Goal =>
What are the lines that run from the one containing "29, 1283, 562]" through the one containing "candle-body bbox=[60, 345, 62, 347]", both included? Reproduce them verbatim.

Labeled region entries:
-------------------------
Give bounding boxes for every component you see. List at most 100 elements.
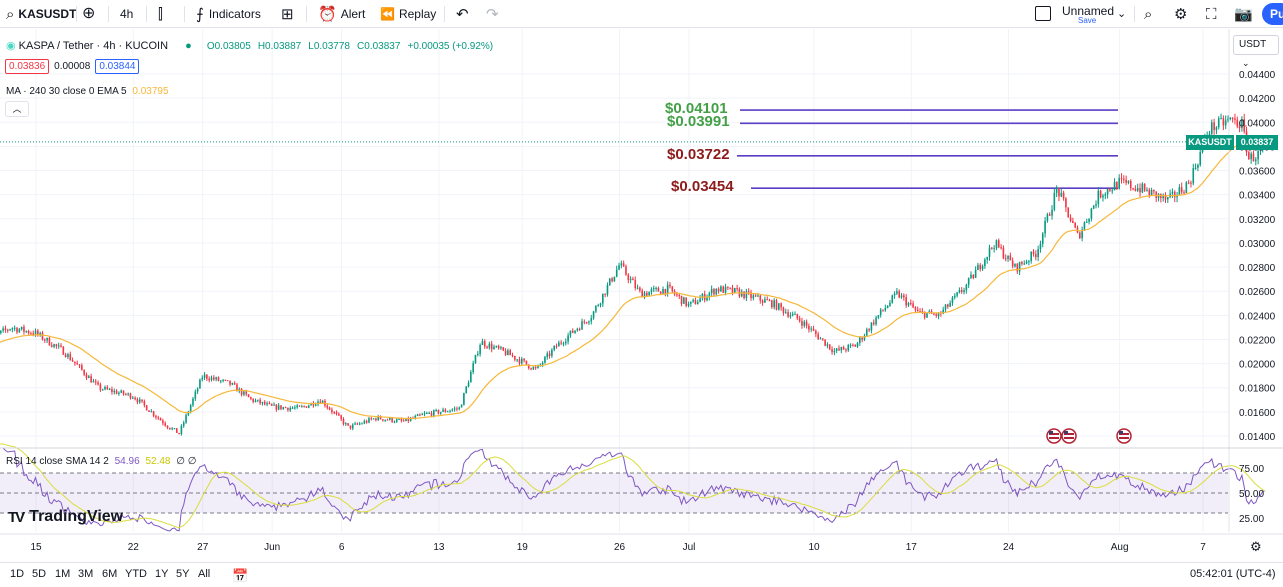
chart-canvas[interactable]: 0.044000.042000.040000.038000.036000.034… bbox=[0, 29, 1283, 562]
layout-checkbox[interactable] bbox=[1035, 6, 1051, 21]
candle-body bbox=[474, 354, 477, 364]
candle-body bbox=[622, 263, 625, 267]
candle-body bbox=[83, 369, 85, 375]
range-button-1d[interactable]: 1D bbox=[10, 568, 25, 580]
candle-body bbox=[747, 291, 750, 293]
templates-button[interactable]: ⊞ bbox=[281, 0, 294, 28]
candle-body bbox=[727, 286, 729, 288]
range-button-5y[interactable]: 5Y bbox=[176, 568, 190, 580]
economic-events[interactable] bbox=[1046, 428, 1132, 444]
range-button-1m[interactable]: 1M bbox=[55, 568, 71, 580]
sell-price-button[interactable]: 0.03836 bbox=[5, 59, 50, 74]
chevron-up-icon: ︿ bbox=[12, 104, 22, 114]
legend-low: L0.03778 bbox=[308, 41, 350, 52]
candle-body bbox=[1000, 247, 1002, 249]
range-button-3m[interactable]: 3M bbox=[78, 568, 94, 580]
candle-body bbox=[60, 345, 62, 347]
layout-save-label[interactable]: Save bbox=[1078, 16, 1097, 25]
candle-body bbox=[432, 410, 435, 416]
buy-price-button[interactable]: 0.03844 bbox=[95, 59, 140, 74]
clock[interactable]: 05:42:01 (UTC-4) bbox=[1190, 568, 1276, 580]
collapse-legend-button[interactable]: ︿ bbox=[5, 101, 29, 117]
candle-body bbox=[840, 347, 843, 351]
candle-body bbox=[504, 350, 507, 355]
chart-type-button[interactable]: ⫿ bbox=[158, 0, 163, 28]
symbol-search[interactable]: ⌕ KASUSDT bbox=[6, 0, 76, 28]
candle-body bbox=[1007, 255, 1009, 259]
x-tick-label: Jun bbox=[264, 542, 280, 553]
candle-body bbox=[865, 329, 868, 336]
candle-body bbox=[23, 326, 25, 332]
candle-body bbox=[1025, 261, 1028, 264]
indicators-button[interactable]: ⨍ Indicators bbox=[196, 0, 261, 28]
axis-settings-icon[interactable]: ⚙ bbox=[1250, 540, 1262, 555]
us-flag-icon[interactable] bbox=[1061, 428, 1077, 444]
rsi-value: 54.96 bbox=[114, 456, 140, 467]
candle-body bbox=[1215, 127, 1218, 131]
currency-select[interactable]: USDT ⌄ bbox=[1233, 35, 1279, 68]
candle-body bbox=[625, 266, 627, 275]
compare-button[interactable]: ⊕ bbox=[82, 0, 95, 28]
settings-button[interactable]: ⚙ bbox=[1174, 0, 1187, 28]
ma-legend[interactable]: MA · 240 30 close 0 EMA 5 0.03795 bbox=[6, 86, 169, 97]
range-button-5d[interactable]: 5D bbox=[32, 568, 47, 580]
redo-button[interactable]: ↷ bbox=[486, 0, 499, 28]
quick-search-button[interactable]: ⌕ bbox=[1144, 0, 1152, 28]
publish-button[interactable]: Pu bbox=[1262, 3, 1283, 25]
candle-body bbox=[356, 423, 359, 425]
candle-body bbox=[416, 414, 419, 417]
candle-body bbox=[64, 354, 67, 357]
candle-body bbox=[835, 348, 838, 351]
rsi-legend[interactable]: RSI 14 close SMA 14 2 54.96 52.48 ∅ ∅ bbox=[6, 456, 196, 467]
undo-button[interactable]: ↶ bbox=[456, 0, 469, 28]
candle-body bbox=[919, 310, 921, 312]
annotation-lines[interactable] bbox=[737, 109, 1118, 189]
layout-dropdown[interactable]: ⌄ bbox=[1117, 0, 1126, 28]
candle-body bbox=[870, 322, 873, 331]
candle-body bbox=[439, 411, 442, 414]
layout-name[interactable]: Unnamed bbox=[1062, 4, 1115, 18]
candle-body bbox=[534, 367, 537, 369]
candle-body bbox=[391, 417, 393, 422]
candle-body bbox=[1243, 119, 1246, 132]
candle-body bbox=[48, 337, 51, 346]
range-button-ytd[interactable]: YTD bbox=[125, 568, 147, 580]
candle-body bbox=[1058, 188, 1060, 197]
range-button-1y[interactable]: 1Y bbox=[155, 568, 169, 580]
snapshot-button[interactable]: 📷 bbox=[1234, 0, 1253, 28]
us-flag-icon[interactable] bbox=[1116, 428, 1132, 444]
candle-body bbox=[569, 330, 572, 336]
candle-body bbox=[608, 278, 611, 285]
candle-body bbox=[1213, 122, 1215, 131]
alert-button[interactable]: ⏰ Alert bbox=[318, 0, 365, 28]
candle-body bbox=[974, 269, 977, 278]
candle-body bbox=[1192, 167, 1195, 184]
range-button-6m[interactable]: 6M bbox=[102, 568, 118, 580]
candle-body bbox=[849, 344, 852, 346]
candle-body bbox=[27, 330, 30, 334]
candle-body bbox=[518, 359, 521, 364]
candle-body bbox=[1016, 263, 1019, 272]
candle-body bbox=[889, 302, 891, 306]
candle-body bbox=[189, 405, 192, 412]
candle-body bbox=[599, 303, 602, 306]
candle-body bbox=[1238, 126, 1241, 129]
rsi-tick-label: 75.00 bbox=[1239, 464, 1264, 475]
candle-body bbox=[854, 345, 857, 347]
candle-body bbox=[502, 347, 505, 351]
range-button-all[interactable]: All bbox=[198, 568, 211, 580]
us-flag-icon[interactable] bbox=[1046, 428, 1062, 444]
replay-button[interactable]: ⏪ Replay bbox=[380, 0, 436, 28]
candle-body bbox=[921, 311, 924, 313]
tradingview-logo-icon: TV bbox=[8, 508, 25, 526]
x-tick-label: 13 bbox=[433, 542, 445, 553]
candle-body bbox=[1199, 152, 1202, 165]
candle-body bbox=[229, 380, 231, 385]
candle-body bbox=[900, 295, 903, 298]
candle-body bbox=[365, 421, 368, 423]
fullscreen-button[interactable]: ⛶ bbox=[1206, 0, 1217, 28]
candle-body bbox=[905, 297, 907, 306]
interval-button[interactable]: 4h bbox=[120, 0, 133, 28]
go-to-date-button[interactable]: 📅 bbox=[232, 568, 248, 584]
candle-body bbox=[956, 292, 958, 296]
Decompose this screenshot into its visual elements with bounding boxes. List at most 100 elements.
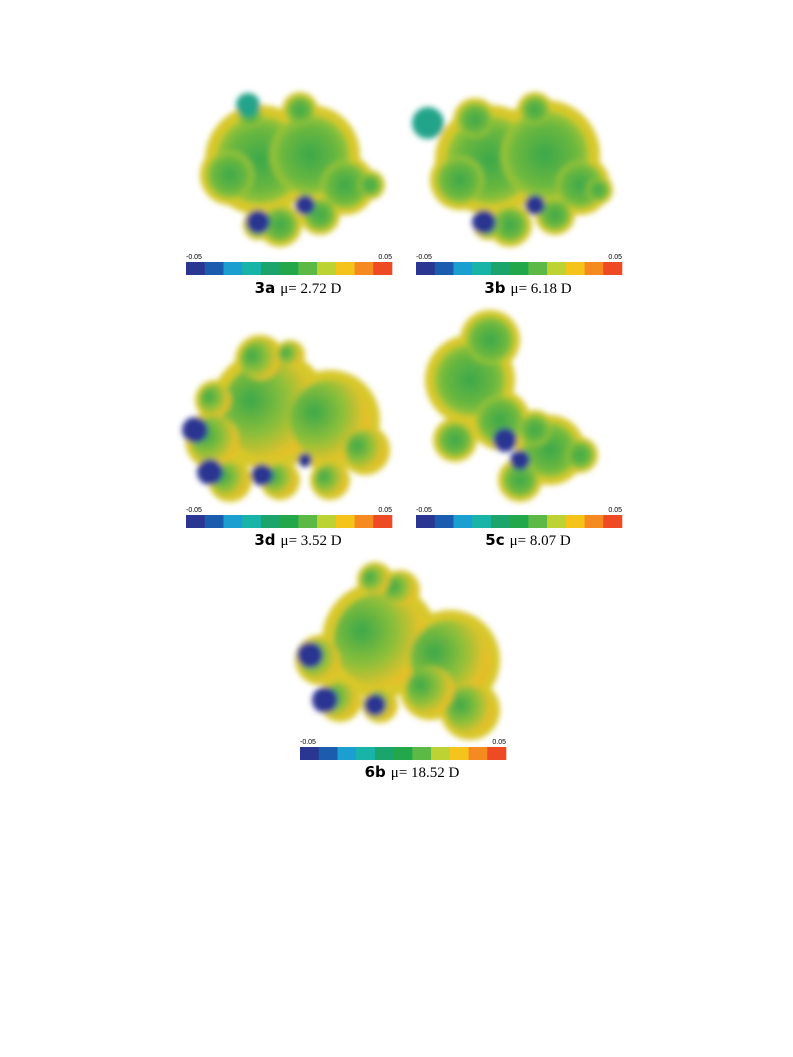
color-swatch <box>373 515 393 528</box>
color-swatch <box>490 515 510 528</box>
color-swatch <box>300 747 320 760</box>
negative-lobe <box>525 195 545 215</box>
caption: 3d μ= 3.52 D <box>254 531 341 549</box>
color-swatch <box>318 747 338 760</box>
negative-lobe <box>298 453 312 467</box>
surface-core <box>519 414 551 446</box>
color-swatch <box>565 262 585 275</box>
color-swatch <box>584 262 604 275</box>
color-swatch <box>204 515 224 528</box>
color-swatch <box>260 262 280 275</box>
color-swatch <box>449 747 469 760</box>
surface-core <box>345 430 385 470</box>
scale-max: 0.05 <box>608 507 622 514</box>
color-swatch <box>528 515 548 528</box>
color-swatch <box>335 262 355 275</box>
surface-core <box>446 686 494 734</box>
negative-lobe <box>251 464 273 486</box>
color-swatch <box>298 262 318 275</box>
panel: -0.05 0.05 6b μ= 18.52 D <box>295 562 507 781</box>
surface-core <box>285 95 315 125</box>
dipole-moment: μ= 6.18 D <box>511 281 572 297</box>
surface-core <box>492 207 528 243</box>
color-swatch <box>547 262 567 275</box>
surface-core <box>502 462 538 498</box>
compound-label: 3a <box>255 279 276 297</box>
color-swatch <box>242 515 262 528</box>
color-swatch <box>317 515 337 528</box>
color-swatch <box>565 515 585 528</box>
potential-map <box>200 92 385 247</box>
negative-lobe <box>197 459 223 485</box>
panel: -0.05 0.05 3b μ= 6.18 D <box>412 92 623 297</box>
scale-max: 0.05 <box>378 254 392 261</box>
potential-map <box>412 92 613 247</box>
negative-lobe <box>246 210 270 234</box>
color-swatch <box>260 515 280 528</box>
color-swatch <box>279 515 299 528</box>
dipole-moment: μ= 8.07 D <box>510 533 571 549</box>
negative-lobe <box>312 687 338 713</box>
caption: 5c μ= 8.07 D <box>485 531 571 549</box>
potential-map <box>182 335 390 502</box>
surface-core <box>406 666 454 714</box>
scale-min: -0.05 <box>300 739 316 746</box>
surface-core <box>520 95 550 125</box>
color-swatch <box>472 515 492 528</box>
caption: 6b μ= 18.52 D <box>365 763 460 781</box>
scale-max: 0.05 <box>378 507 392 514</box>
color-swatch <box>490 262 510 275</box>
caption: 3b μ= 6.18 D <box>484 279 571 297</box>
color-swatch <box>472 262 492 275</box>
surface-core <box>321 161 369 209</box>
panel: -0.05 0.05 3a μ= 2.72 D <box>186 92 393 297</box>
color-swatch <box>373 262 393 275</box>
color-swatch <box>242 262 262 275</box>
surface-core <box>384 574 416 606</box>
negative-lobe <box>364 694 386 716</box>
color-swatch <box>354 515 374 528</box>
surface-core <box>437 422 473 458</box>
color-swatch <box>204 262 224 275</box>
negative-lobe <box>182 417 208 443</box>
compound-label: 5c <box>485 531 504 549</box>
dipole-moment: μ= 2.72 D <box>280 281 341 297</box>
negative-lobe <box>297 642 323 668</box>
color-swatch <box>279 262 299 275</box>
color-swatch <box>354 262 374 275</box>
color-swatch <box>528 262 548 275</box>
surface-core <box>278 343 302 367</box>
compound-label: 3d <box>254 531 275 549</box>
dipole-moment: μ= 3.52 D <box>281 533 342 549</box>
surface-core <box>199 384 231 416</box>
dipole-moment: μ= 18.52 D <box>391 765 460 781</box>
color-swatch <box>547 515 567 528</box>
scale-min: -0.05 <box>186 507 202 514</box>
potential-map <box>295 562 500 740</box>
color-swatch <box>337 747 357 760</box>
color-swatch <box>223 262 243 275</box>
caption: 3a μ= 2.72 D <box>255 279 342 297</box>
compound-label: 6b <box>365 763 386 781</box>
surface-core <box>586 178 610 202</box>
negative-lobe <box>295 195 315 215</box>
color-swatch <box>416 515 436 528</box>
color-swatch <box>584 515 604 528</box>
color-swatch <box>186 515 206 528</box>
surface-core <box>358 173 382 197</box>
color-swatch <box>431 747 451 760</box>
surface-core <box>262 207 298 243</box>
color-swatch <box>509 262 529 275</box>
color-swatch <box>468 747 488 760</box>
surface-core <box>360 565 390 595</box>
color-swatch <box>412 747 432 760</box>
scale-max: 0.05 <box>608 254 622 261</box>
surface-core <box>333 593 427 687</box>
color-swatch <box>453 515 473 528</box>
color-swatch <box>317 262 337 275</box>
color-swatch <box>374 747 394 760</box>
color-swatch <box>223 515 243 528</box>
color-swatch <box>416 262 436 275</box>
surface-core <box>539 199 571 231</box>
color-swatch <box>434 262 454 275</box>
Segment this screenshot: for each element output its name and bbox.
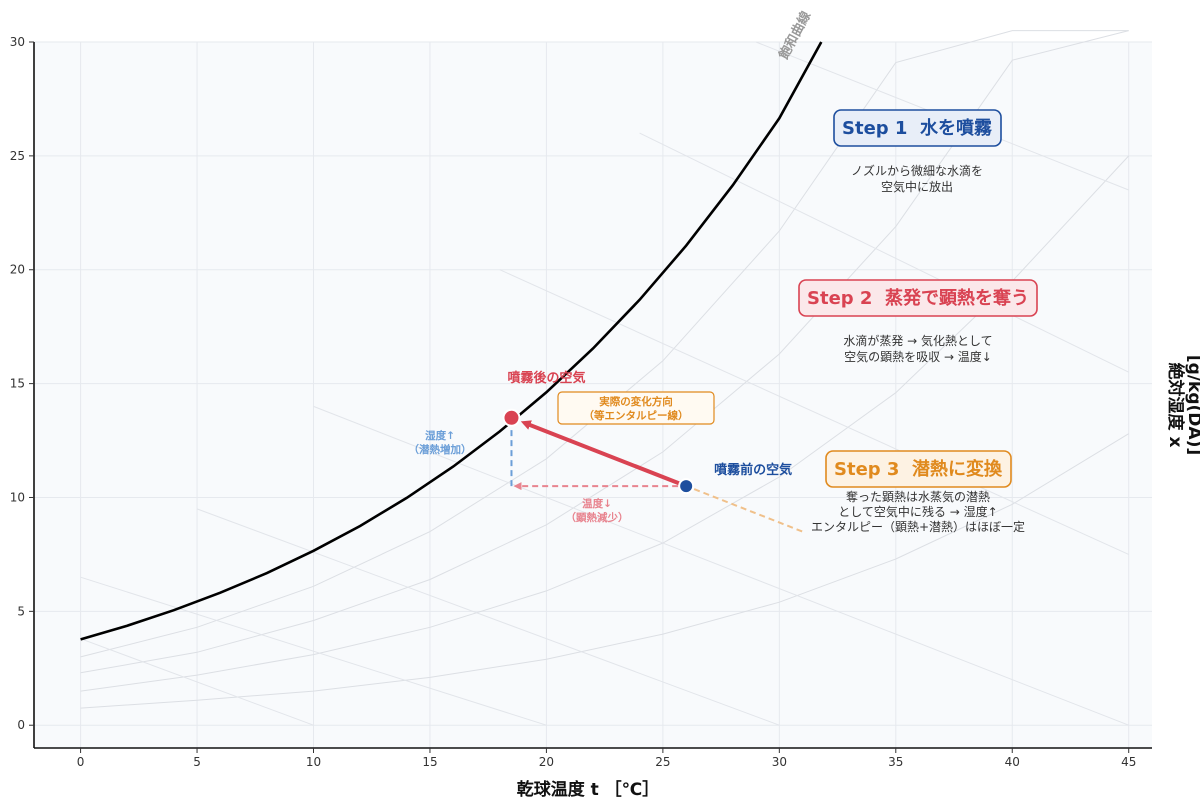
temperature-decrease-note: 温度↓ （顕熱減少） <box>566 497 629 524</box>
-------------------------
Result of the task =>
chart-canvas[interactable]: 0.044000.042000.040000.038000.036000.034… bbox=[0, 29, 1283, 562]
layout-checkbox[interactable] bbox=[1035, 6, 1051, 21]
candle-body bbox=[474, 354, 477, 364]
candle-body bbox=[622, 263, 625, 267]
candle-body bbox=[83, 369, 85, 375]
range-button-1d[interactable]: 1D bbox=[10, 568, 25, 580]
candle-body bbox=[747, 291, 750, 293]
templates-button[interactable]: ⊞ bbox=[281, 0, 294, 28]
candle-body bbox=[727, 286, 729, 288]
range-button-5y[interactable]: 5Y bbox=[176, 568, 190, 580]
economic-events[interactable] bbox=[1046, 428, 1132, 444]
range-button-1m[interactable]: 1M bbox=[55, 568, 71, 580]
sell-price-button[interactable]: 0.03836 bbox=[5, 59, 50, 74]
chevron-up-icon: ︿ bbox=[12, 104, 22, 114]
legend-low: L0.03778 bbox=[308, 41, 350, 52]
candle-body bbox=[1000, 247, 1002, 249]
range-button-3m[interactable]: 3M bbox=[78, 568, 94, 580]
candle-body bbox=[60, 345, 62, 347]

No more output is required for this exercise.